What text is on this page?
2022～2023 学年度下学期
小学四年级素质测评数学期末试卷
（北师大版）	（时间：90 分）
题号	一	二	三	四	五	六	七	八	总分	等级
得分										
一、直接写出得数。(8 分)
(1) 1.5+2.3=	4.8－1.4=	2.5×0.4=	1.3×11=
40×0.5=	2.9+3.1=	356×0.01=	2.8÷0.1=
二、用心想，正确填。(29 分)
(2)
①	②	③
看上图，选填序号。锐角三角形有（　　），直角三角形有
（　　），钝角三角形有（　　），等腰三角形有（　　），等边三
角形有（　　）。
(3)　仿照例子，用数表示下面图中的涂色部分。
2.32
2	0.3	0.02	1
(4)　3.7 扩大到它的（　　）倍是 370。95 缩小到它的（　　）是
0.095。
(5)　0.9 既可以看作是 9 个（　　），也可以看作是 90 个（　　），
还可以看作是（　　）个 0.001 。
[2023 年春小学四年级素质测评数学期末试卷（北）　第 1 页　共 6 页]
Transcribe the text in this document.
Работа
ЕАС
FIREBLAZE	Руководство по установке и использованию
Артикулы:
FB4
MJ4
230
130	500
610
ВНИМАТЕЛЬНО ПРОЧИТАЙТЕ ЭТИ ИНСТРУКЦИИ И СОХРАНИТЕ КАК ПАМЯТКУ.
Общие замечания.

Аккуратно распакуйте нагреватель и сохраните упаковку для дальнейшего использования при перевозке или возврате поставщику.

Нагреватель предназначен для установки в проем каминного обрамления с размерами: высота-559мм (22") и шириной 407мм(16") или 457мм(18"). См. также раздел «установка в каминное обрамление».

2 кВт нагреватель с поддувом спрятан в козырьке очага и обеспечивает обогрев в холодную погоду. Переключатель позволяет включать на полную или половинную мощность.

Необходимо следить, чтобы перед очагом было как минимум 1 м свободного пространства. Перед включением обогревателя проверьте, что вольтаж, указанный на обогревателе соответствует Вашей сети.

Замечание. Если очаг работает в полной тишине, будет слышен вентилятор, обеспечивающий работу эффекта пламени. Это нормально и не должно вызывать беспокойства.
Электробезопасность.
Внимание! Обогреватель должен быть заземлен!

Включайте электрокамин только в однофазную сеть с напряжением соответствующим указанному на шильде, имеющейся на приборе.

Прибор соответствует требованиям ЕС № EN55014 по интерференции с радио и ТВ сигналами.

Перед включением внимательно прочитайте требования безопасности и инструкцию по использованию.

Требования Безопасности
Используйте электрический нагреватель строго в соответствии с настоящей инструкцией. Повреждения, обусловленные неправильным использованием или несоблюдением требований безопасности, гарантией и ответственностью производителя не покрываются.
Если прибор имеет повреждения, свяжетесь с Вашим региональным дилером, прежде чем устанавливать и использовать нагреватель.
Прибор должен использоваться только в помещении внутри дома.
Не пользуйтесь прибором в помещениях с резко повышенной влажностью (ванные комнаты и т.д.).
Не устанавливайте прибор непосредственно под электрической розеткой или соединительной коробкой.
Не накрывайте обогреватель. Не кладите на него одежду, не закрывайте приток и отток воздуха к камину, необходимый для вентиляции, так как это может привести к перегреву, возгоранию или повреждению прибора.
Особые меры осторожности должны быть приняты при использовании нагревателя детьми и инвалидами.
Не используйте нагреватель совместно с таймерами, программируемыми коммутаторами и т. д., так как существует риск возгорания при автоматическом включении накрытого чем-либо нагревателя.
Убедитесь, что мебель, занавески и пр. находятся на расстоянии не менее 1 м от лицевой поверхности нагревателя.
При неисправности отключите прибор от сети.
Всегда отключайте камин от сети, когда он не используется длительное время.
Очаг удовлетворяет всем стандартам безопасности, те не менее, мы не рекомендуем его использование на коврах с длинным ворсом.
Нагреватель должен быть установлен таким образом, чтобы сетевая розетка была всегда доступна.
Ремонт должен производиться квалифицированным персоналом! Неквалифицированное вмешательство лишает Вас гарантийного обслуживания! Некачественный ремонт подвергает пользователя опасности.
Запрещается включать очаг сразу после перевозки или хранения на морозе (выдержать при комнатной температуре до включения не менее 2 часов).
···
PROBLEM STATEMENT: From the entries above, copy out every line where the string "включать" appears.

SOLUTION FOR THIS TASK:
2 кВт нагреватель с поддувом спрятан в козырьке очага и обеспечивает обогрев в холодную погоду. Переключатель позволяет включать на полную или половинную мощность.
Запрещается включать очаг сразу после перевозки или хранения на морозе (выдержать при комнатной температуре до включения не менее 2 часов).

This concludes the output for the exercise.